SOURCE DATA:

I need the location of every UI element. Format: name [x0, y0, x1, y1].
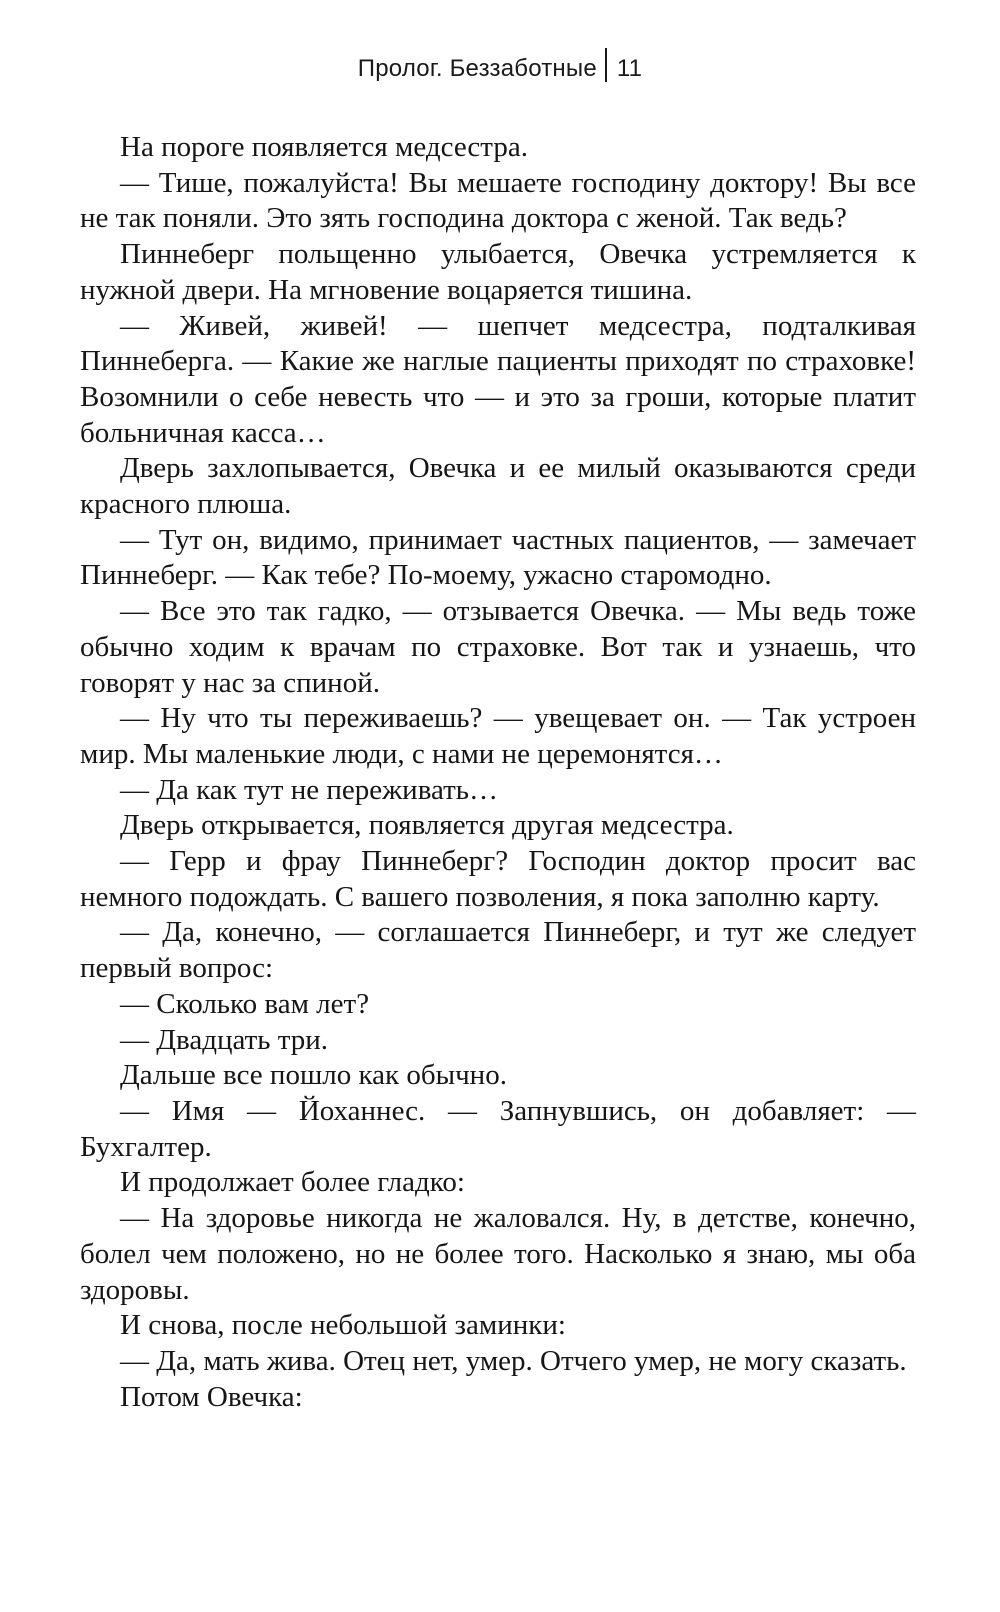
- paragraph: И продолжает более гладко:: [120, 1166, 465, 1199]
- body-text: [80, 130, 916, 1415]
- paragraph: Пиннеберг польщенно улыбается, Овечка устремляется к нужной двери. На мгновение воцаряется тишина.: [80, 238, 916, 306]
- paragraph: — Тут он, видимо, принимает частных пациентов, — замечает Пиннеберг. — Как тебе? По-моему, ужасно старомодно.: [80, 523, 916, 592]
- paragraph: — На здоровье никогда не жаловался. Ну, в детстве, конечно, болел чем положено, но не более того. Насколько я знаю, мы оба здоровы.: [80, 1202, 916, 1306]
- header-separator: [605, 48, 607, 82]
- paragraph: — Герр и фрау Пиннеберг? Господин доктор просит вас немного подождать. С вашего позволения, я пока заполню карту.: [80, 845, 916, 913]
- paragraph: Потом Овечка:: [120, 1380, 303, 1413]
- paragraph: — Да как тут не переживать…: [120, 773, 499, 806]
- running-head: [0, 48, 1000, 83]
- paragraph: — Двадцать три.: [120, 1023, 329, 1056]
- paragraph: На пороге появляется медсестра.: [120, 131, 528, 163]
- paragraph: Дальше все пошло как обычно.: [120, 1059, 507, 1092]
- paragraph: — Сколько вам лет?: [120, 987, 370, 1020]
- paragraph: И снова, после небольшой заминки:: [120, 1309, 566, 1342]
- chapter-title: Пролог. Беззаботные: [357, 55, 597, 82]
- paragraph: — Тише, пожалуйста! Вы мешаете господину доктору! Вы все не так поняли. Это зять господина доктора с женой. Так ведь?: [80, 166, 916, 235]
- paragraph: — Да, мать жива. Отец нет, умер. Отчего умер, не могу сказать.: [120, 1344, 907, 1377]
- paragraph: — Да, конечно, — соглашается Пиннеберг, и тут же следует первый вопрос:: [80, 916, 916, 985]
- paragraph: — Имя — Йоханнес. — Запнувшись, он добавляет: — Бухгалтер.: [80, 1094, 916, 1163]
- paragraph: Дверь захлопывается, Овечка и ее милый оказываются среди красного плюша.: [80, 452, 916, 521]
- paragraph: — Ну что ты переживаешь? — увещевает он. — Так устроен мир. Мы маленькие люди, с нами не церемонятся…: [80, 702, 916, 770]
- page-number: 11: [616, 55, 643, 82]
- paragraph: — Живей, живей! — шепчет медсестра, подталкивая Пиннеберга. — Какие же наглые пациенты приходят по страховке! Возомнили о себе невесть что — и это за гроши, которые платит больничная касса…: [80, 309, 916, 449]
- paragraph: Дверь открывается, появляется другая медсестра.: [120, 809, 734, 842]
- paragraph: — Все это так гадко, — отзывается Овечка. — Мы ведь тоже обычно ходим к врачам по страховке. Вот так и узнаешь, что говорят у нас за спиной.: [80, 595, 916, 699]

CHALLENGE: Please reproduce every line of the records above word for word, leaving out the pictures.

THE ANSWER:
I need the location of every UI element. Format: name [x0, y0, x1, y1].
- paragraph: И продолжает более гладко:: [120, 1166, 465, 1199]
- body-text: [80, 130, 916, 1415]
- paragraph: Пиннеберг польщенно улыбается, Овечка устремляется к нужной двери. На мгновение воцаряется тишина.: [80, 238, 916, 306]
- paragraph: — Тут он, видимо, принимает частных пациентов, — замечает Пиннеберг. — Как тебе? По-моему, ужасно старомодно.: [80, 523, 916, 592]
- paragraph: — На здоровье никогда не жаловался. Ну, в детстве, конечно, болел чем положено, но не более того. Насколько я знаю, мы оба здоровы.: [80, 1202, 916, 1306]
- header-separator: [605, 48, 607, 82]
- paragraph: — Герр и фрау Пиннеберг? Господин доктор просит вас немного подождать. С вашего позволения, я пока заполню карту.: [80, 845, 916, 913]
- paragraph: Потом Овечка:: [120, 1380, 303, 1413]
- paragraph: — Да как тут не переживать…: [120, 773, 499, 806]
- running-head: [0, 48, 1000, 83]
- paragraph: — Двадцать три.: [120, 1023, 329, 1056]
- paragraph: На пороге появляется медсестра.: [120, 131, 528, 163]
- paragraph: Дальше все пошло как обычно.: [120, 1059, 507, 1092]
- paragraph: — Сколько вам лет?: [120, 987, 370, 1020]
- paragraph: И снова, после небольшой заминки:: [120, 1309, 566, 1342]
- chapter-title: Пролог. Беззаботные: [357, 55, 597, 82]
- paragraph: — Тише, пожалуйста! Вы мешаете господину доктору! Вы все не так поняли. Это зять господина доктора с женой. Так ведь?: [80, 166, 916, 235]
- paragraph: — Да, мать жива. Отец нет, умер. Отчего умер, не могу сказать.: [120, 1344, 907, 1377]
- paragraph: — Да, конечно, — соглашается Пиннеберг, и тут же следует первый вопрос:: [80, 916, 916, 985]
- paragraph: — Имя — Йоханнес. — Запнувшись, он добавляет: — Бухгалтер.: [80, 1094, 916, 1163]
- paragraph: Дверь захлопывается, Овечка и ее милый оказываются среди красного плюша.: [80, 452, 916, 521]
- paragraph: — Ну что ты переживаешь? — увещевает он. — Так устроен мир. Мы маленькие люди, с нами не церемонятся…: [80, 702, 916, 770]
- page-number: 11: [616, 55, 643, 82]
- paragraph: — Живей, живей! — шепчет медсестра, подталкивая Пиннеберга. — Какие же наглые пациенты приходят по страховке! Возомнили о себе невесть что — и это за гроши, которые платит больничная касса…: [80, 309, 916, 449]
- paragraph: Дверь открывается, появляется другая медсестра.: [120, 809, 734, 842]
- paragraph: — Все это так гадко, — отзывается Овечка. — Мы ведь тоже обычно ходим к врачам по страховке. Вот так и узнаешь, что говорят у нас за спиной.: [80, 595, 916, 699]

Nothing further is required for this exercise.